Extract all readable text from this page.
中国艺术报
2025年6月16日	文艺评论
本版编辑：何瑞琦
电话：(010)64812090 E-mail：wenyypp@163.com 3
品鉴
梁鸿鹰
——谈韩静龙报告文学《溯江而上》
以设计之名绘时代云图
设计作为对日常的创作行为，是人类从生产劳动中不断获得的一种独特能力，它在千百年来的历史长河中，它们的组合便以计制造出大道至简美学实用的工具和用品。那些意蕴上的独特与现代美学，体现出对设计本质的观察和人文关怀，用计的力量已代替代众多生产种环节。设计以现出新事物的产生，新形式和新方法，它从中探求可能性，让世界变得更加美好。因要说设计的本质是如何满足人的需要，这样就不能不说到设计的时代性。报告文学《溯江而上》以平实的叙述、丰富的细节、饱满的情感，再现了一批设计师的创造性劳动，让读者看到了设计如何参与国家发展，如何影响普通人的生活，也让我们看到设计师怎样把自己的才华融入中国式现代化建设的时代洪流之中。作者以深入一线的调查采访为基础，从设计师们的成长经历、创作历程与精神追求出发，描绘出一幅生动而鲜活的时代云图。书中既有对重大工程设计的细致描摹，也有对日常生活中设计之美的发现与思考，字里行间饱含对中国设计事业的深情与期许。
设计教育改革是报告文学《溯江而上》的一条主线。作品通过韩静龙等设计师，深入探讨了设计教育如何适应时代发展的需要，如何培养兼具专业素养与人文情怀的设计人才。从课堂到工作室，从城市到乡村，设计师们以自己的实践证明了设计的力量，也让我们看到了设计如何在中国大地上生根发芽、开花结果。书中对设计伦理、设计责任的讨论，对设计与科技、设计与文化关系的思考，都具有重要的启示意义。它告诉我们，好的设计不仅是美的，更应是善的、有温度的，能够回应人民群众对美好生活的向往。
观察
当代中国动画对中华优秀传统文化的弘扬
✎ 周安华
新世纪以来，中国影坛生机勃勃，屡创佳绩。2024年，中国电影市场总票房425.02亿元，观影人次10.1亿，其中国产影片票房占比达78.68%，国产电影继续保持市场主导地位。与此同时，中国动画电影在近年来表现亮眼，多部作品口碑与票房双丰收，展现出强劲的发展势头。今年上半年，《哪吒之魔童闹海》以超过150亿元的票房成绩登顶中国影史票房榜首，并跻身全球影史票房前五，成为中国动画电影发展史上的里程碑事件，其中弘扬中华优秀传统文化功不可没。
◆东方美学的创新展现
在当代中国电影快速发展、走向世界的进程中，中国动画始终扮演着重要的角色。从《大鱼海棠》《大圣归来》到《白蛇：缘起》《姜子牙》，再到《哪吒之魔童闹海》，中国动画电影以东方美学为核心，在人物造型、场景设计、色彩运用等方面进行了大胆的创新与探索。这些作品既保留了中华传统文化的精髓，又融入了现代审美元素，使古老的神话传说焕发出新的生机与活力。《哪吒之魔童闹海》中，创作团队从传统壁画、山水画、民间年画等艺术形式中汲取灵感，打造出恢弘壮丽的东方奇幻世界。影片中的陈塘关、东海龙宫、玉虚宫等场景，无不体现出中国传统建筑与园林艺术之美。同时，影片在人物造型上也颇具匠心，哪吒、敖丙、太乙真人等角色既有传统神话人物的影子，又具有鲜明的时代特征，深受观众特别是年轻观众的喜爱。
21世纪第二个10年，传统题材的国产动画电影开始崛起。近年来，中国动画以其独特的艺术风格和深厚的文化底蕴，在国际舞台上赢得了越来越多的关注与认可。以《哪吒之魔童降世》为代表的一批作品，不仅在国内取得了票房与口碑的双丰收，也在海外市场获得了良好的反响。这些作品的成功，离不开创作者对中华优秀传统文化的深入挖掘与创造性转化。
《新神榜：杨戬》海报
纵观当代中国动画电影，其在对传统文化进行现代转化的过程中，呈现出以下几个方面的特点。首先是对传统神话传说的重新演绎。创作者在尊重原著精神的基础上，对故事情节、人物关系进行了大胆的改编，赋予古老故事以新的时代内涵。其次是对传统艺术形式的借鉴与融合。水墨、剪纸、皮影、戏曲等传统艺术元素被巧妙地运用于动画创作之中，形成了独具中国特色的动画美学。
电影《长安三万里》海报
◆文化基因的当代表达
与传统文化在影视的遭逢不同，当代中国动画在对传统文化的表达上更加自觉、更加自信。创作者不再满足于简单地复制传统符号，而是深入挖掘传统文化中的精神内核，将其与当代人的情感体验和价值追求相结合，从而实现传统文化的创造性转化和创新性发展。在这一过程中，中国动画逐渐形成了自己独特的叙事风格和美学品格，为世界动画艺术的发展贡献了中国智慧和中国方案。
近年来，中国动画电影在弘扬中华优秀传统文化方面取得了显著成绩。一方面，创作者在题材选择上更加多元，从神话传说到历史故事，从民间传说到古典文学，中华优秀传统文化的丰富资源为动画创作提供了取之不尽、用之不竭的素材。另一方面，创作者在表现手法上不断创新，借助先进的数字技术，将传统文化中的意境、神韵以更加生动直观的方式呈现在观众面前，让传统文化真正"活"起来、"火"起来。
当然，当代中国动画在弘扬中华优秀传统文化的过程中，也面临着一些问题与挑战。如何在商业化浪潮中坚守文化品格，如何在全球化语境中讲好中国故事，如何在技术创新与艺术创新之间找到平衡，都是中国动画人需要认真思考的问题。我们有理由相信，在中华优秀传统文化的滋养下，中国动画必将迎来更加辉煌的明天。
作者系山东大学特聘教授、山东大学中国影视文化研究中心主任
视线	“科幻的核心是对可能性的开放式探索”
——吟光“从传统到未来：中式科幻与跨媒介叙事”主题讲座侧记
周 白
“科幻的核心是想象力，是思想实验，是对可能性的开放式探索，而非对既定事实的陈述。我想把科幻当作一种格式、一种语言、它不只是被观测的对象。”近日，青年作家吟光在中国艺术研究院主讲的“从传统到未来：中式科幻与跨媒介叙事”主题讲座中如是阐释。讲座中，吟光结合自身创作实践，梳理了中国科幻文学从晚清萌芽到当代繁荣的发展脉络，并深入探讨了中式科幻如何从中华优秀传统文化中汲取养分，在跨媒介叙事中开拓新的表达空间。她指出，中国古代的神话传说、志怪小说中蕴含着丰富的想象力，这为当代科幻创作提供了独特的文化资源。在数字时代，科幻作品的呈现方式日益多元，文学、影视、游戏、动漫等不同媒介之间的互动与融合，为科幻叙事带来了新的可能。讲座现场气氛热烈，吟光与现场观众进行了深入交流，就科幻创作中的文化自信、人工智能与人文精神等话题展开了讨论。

* * * * * * * * *

| Your goal |
Every line above that contains the word "中式科幻与跨媒介叙事" should be reported.

| Result |
——吟光“从传统到未来：中式科幻与跨媒介叙事”主题讲座侧记
“科幻的核心是想象力，是思想实验，是对可能性的开放式探索，而非对既定事实的陈述。我想把科幻当作一种格式、一种语言、它不只是被观测的对象。”近日，青年作家吟光在中国艺术研究院主讲的“从传统到未来：中式科幻与跨媒介叙事”主题讲座中如是阐释。讲座中，吟光结合自身创作实践，梳理了中国科幻文学从晚清萌芽到当代繁荣的发展脉络，并深入探讨了中式科幻如何从中华优秀传统文化中汲取养分，在跨媒介叙事中开拓新的表达空间。她指出，中国古代的神话传说、志怪小说中蕴含着丰富的想象力，这为当代科幻创作提供了独特的文化资源。在数字时代，科幻作品的呈现方式日益多元，文学、影视、游戏、动漫等不同媒介之间的互动与融合，为科幻叙事带来了新的可能。讲座现场气氛热烈，吟光与现场观众进行了深入交流，就科幻创作中的文化自信、人工智能与人文精神等话题展开了讨论。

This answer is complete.